Find the number of lines in these records where the word "maker" appears. Reply with that number and nothing more.

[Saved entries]
— BEGIN —

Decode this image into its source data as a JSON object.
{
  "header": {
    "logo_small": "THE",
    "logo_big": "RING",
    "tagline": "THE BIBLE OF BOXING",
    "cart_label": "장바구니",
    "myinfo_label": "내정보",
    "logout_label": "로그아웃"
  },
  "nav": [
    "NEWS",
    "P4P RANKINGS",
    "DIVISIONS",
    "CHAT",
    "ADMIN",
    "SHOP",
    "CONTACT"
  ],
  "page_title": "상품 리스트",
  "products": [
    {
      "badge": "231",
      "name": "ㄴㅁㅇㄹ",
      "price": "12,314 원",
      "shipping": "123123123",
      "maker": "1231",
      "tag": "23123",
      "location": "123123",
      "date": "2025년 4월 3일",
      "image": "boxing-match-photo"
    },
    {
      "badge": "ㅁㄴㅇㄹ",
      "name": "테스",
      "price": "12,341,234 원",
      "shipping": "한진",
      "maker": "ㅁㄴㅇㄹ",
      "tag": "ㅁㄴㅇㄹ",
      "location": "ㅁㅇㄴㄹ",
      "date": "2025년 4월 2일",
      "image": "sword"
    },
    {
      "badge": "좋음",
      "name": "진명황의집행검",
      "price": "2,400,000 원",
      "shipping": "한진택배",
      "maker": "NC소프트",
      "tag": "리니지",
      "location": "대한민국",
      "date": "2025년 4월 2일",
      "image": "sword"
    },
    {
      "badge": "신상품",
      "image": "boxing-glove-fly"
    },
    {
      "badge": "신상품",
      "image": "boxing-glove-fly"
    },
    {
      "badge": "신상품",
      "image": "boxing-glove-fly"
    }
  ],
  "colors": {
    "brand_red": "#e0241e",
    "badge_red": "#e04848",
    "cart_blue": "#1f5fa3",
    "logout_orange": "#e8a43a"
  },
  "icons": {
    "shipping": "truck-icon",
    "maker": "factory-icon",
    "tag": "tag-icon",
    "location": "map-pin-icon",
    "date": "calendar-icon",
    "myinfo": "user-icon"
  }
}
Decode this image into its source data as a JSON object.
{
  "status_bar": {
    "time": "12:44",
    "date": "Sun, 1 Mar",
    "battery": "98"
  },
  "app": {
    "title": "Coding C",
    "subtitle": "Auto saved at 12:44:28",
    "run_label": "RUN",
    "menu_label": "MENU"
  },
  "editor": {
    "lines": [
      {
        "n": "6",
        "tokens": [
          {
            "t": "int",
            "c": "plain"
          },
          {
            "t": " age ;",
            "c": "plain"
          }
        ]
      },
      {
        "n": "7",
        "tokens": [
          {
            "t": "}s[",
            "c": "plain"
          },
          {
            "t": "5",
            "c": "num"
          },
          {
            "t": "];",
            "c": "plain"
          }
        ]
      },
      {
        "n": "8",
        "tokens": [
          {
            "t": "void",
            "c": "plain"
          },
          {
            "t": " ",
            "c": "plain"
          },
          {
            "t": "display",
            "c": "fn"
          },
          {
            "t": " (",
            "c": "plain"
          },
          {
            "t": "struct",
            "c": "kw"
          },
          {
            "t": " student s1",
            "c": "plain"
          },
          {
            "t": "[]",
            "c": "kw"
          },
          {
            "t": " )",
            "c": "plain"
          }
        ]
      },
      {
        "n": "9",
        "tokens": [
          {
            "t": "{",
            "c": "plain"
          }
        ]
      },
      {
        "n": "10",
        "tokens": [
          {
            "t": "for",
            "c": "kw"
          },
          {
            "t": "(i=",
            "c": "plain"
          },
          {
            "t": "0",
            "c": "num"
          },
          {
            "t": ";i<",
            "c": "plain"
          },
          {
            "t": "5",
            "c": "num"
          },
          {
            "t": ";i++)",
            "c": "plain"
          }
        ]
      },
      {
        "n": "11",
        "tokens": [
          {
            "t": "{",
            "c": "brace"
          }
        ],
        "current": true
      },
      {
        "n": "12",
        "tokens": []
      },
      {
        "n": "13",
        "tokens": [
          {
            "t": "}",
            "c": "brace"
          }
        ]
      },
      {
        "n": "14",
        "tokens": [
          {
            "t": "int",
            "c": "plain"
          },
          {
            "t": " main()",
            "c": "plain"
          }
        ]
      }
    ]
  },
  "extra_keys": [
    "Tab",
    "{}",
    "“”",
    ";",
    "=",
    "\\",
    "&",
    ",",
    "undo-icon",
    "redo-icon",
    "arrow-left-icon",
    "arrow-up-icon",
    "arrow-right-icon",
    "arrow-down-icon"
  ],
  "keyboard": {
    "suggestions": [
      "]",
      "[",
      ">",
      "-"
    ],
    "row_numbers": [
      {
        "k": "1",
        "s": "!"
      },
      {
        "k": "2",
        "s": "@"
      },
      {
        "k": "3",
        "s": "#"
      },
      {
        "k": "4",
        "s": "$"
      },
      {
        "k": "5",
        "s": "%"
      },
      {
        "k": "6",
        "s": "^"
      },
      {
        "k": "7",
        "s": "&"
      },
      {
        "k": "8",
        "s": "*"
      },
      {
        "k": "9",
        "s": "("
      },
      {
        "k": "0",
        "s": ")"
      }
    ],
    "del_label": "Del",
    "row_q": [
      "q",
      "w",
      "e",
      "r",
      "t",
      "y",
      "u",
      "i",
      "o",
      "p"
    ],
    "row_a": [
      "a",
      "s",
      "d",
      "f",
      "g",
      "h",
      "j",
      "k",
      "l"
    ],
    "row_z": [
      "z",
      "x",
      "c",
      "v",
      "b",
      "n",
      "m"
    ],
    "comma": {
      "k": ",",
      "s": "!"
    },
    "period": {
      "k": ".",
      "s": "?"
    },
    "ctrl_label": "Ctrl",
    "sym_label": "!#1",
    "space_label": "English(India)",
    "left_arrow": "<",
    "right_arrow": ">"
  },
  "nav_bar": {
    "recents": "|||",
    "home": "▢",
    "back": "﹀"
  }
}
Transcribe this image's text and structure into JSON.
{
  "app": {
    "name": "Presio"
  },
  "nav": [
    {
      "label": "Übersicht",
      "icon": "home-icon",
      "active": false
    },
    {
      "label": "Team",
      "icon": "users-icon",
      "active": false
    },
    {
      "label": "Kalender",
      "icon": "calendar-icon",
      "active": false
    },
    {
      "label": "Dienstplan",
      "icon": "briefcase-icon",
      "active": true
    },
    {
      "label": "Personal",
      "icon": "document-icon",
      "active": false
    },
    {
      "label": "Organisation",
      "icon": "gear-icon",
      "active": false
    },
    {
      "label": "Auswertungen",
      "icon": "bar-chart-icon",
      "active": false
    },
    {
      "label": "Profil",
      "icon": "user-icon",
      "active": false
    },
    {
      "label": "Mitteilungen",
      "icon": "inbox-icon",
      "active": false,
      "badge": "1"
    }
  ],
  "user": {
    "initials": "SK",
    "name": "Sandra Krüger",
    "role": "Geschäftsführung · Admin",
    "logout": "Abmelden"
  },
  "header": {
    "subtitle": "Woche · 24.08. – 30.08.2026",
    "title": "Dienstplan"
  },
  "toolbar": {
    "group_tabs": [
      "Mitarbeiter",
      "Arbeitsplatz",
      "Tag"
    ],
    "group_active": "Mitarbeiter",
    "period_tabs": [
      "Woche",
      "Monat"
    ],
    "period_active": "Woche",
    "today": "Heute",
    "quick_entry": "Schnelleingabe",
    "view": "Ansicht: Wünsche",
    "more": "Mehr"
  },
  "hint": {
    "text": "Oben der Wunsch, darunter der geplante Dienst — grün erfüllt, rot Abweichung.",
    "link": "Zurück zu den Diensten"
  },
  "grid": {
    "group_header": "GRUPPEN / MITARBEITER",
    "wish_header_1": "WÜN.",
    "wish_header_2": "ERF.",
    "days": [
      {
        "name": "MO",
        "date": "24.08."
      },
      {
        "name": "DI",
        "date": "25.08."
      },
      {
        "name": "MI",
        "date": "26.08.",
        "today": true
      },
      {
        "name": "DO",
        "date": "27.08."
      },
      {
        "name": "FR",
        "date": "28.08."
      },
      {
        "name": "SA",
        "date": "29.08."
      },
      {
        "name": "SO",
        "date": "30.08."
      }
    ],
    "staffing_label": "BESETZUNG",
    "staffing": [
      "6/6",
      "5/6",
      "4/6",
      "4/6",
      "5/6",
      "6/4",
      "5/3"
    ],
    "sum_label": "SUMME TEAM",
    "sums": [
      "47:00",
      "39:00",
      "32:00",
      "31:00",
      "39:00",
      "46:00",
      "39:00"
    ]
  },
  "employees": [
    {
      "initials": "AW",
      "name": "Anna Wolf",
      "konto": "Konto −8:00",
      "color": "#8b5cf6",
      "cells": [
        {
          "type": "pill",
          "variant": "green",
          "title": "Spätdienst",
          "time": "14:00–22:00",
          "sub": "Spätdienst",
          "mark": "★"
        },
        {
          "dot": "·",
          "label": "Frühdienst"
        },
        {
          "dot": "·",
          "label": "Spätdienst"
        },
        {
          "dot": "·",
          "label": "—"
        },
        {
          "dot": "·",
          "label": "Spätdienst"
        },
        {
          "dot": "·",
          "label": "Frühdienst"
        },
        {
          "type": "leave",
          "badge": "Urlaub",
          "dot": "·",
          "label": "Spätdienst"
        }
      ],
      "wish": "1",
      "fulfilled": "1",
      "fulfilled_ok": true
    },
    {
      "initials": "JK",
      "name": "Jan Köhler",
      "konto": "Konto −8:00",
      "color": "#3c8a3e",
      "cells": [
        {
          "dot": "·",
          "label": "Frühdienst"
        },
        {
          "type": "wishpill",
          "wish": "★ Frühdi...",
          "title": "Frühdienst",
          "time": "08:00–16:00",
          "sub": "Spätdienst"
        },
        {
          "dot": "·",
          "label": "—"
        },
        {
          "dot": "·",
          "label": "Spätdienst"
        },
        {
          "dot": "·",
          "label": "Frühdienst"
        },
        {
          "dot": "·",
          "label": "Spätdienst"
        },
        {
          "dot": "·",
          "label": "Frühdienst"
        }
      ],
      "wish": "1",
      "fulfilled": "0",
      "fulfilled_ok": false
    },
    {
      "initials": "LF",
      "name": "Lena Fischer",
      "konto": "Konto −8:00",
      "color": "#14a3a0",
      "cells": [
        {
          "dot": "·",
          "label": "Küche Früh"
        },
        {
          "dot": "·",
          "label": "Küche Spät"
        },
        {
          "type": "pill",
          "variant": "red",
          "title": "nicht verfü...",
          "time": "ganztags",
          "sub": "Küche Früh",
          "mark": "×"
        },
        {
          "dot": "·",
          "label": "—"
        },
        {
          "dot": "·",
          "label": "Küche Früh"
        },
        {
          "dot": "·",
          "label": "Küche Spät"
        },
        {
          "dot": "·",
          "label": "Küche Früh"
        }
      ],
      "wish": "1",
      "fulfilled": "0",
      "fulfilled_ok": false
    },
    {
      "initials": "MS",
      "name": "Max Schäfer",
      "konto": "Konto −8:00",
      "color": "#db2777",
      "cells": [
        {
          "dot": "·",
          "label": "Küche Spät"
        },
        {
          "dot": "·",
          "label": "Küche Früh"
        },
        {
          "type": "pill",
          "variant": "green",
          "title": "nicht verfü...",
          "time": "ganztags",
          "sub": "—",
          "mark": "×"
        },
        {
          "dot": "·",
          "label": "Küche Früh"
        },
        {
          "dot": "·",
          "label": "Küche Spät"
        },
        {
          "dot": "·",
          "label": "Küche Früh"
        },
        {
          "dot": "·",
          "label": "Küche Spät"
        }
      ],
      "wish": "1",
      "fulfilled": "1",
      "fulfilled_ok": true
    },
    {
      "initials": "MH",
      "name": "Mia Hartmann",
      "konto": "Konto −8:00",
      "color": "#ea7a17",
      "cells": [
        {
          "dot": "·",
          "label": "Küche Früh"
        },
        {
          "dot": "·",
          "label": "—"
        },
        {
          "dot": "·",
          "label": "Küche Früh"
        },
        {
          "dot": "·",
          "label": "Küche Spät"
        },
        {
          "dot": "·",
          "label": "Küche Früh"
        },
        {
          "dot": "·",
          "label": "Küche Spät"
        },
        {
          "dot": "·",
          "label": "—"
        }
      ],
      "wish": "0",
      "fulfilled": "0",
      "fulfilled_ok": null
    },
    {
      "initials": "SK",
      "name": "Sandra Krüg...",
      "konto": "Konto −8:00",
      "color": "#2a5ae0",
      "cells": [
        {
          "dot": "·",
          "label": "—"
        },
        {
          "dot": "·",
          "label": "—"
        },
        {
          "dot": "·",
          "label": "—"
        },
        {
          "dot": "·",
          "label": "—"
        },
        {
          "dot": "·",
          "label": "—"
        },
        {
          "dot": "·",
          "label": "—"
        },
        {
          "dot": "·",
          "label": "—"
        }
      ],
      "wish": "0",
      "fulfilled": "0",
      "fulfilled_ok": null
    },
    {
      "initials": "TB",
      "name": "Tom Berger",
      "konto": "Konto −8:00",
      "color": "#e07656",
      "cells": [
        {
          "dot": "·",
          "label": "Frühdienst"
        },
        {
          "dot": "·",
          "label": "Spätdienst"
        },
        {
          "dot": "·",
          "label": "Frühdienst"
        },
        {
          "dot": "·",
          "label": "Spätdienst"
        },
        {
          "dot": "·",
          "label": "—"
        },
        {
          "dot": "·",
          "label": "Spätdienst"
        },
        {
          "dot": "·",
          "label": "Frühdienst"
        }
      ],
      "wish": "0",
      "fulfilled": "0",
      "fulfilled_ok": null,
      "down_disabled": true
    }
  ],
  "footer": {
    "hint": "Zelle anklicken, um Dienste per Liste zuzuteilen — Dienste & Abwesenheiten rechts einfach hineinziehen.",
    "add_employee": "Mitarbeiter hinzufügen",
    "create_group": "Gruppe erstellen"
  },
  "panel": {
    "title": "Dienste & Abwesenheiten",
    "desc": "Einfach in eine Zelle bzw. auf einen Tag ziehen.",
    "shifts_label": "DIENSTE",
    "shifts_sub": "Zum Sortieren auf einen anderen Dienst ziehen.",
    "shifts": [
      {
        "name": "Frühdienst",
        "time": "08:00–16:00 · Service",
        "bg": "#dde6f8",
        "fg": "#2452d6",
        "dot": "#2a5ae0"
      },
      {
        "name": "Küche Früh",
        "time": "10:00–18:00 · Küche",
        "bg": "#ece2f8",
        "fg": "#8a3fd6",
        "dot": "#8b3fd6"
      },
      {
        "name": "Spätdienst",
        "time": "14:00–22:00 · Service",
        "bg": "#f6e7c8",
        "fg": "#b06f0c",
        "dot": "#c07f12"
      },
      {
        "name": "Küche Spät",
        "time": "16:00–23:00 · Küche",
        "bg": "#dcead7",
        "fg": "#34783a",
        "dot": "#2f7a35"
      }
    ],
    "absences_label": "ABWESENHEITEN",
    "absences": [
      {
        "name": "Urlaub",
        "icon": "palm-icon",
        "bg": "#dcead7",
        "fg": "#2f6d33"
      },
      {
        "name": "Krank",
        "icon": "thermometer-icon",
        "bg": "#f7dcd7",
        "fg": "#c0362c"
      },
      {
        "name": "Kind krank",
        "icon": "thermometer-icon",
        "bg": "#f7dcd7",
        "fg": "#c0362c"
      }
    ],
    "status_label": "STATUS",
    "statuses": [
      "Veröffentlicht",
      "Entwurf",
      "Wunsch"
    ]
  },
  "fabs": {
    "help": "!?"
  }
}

— END —

» Task response
4